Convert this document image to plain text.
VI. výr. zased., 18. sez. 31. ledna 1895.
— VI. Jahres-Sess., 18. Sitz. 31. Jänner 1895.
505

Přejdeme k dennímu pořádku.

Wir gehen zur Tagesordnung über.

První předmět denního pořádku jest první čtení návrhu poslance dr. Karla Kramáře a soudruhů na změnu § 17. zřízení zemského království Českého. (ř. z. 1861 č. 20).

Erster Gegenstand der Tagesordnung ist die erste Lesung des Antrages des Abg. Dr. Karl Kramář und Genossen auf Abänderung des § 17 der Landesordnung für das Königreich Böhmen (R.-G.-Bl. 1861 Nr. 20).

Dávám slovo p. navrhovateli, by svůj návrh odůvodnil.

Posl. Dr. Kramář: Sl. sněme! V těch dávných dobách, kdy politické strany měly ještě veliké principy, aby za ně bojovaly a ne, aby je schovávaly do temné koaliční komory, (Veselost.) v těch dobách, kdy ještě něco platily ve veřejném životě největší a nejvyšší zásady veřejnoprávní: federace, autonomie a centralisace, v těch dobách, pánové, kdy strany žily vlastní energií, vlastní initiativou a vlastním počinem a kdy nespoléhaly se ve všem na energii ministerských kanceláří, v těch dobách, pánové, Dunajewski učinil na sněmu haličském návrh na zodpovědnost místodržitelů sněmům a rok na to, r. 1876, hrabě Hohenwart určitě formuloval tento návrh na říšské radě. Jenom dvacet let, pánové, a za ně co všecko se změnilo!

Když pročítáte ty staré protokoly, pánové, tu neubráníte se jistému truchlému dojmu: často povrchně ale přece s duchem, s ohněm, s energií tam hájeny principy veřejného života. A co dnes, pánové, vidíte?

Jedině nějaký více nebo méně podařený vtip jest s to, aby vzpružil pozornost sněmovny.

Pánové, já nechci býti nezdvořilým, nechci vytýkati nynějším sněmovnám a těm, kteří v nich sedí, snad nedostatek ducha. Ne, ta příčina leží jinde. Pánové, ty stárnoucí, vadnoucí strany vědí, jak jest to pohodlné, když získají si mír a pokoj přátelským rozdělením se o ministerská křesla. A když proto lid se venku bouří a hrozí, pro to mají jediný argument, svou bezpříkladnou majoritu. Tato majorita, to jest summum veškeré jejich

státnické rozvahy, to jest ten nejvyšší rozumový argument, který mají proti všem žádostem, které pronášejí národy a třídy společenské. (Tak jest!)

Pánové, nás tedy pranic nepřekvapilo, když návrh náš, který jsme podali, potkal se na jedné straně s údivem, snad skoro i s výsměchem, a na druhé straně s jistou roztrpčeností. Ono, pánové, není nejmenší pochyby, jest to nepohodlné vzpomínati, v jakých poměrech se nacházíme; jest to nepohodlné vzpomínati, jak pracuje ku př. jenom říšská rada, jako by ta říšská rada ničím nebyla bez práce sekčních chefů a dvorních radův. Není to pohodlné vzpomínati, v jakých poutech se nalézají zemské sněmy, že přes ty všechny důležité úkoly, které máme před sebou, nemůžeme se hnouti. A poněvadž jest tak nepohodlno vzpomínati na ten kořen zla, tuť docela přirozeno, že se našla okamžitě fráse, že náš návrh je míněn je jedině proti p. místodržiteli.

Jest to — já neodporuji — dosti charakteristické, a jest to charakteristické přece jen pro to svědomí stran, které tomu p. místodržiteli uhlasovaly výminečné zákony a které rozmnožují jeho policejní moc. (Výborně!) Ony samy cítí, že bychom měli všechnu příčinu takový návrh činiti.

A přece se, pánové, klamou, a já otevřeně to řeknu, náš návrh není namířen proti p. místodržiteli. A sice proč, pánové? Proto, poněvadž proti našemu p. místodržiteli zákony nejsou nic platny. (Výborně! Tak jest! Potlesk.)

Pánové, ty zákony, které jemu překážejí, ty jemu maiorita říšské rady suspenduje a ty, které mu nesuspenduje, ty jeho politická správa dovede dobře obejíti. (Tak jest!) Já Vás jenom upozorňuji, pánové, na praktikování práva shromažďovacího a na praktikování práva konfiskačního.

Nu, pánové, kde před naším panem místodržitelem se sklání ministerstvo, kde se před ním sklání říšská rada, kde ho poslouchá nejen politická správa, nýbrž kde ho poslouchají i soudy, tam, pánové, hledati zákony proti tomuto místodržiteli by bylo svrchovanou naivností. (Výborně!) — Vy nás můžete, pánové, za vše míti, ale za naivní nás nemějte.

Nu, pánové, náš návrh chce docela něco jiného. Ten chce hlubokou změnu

□ □ □ □ □ □ □

## EXERCISE TASK
Retype the records above exactly.

## ANSWER TO THE PROBLEM
Convert this document image to plain text.
VI. výr. zased., 18. sez. 31. ledna 1895.
— VI. Jahres-Sess., 18. Sitz. 31. Jänner 1895.
505

Přejdeme k dennímu pořádku.

Wir gehen zur Tagesordnung über.

První předmět denního pořádku jest první čtení návrhu poslance dr. Karla Kramáře a soudruhů na změnu § 17. zřízení zemského království Českého. (ř. z. 1861 č. 20).

Erster Gegenstand der Tagesordnung ist die erste Lesung des Antrages des Abg. Dr. Karl Kramář und Genossen auf Abänderung des § 17 der Landesordnung für das Königreich Böhmen (R.-G.-Bl. 1861 Nr. 20).

Dávám slovo p. navrhovateli, by svůj návrh odůvodnil.

Posl. Dr. Kramář: Sl. sněme! V těch dávných dobách, kdy politické strany měly ještě veliké principy, aby za ně bojovaly a ne, aby je schovávaly do temné koaliční komory, (Veselost.) v těch dobách, kdy ještě něco platily ve veřejném životě největší a nejvyšší zásady veřejnoprávní: federace, autonomie a centralisace, v těch dobách, pánové, kdy strany žily vlastní energií, vlastní initiativou a vlastním počinem a kdy nespoléhaly se ve všem na energii ministerských kanceláří, v těch dobách, pánové, Dunajewski učinil na sněmu haličském návrh na zodpovědnost místodržitelů sněmům a rok na to, r. 1876, hrabě Hohenwart určitě formuloval tento návrh na říšské radě. Jenom dvacet let, pánové, a za ně co všecko se změnilo!

Když pročítáte ty staré protokoly, pánové, tu neubráníte se jistému truchlému dojmu: často povrchně ale přece s duchem, s ohněm, s energií tam hájeny principy veřejného života. A co dnes, pánové, vidíte?

Jedině nějaký více nebo méně podařený vtip jest s to, aby vzpružil pozornost sněmovny.

Pánové, já nechci býti nezdvořilým, nechci vytýkati nynějším sněmovnám a těm, kteří v nich sedí, snad nedostatek ducha. Ne, ta příčina leží jinde. Pánové, ty stárnoucí, vadnoucí strany vědí, jak jest to pohodlné, když získají si mír a pokoj přátelským rozdělením se o ministerská křesla. A když proto lid se venku bouří a hrozí, pro to mají jediný argument, svou bezpříkladnou majoritu. Tato majorita, to jest summum veškeré jejich

státnické rozvahy, to jest ten nejvyšší rozumový argument, který mají proti všem žádostem, které pronášejí národy a třídy společenské. (Tak jest!)

Pánové, nás tedy pranic nepřekvapilo, když návrh náš, který jsme podali, potkal se na jedné straně s údivem, snad skoro i s výsměchem, a na druhé straně s jistou roztrpčeností. Ono, pánové, není nejmenší pochyby, jest to nepohodlné vzpomínati, v jakých poměrech se nacházíme; jest to nepohodlné vzpomínati, jak pracuje ku př. jenom říšská rada, jako by ta říšská rada ničím nebyla bez práce sekčních chefů a dvorních radův. Není to pohodlné vzpomínati, v jakých poutech se nalézají zemské sněmy, že přes ty všechny důležité úkoly, které máme před sebou, nemůžeme se hnouti. A poněvadž jest tak nepohodlno vzpomínati na ten kořen zla, tuť docela přirozeno, že se našla okamžitě fráse, že náš návrh je míněn je jedině proti p. místodržiteli.

Jest to — já neodporuji — dosti charakteristické, a jest to charakteristické přece jen pro to svědomí stran, které tomu p. místodržiteli uhlasovaly výminečné zákony a které rozmnožují jeho policejní moc. (Výborně!) Ony samy cítí, že bychom měli všechnu příčinu takový návrh činiti.

A přece se, pánové, klamou, a já otevřeně to řeknu, náš návrh není namířen proti p. místodržiteli. A sice proč, pánové? Proto, poněvadž proti našemu p. místodržiteli zákony nejsou nic platny. (Výborně! Tak jest! Potlesk.)

Pánové, ty zákony, které jemu překážejí, ty jemu maiorita říšské rady suspenduje a ty, které mu nesuspenduje, ty jeho politická správa dovede dobře obejíti. (Tak jest!) Já Vás jenom upozorňuji, pánové, na praktikování práva shromažďovacího a na praktikování práva konfiskačního.

Nu, pánové, kde před naším panem místodržitelem se sklání ministerstvo, kde se před ním sklání říšská rada, kde ho poslouchá nejen politická správa, nýbrž kde ho poslouchají i soudy, tam, pánové, hledati zákony proti tomuto místodržiteli by bylo svrchovanou naivností. (Výborně!) — Vy nás můžete, pánové, za vše míti, ale za naivní nás nemějte.

Nu, pánové, náš návrh chce docela něco jiného. Ten chce hlubokou změnu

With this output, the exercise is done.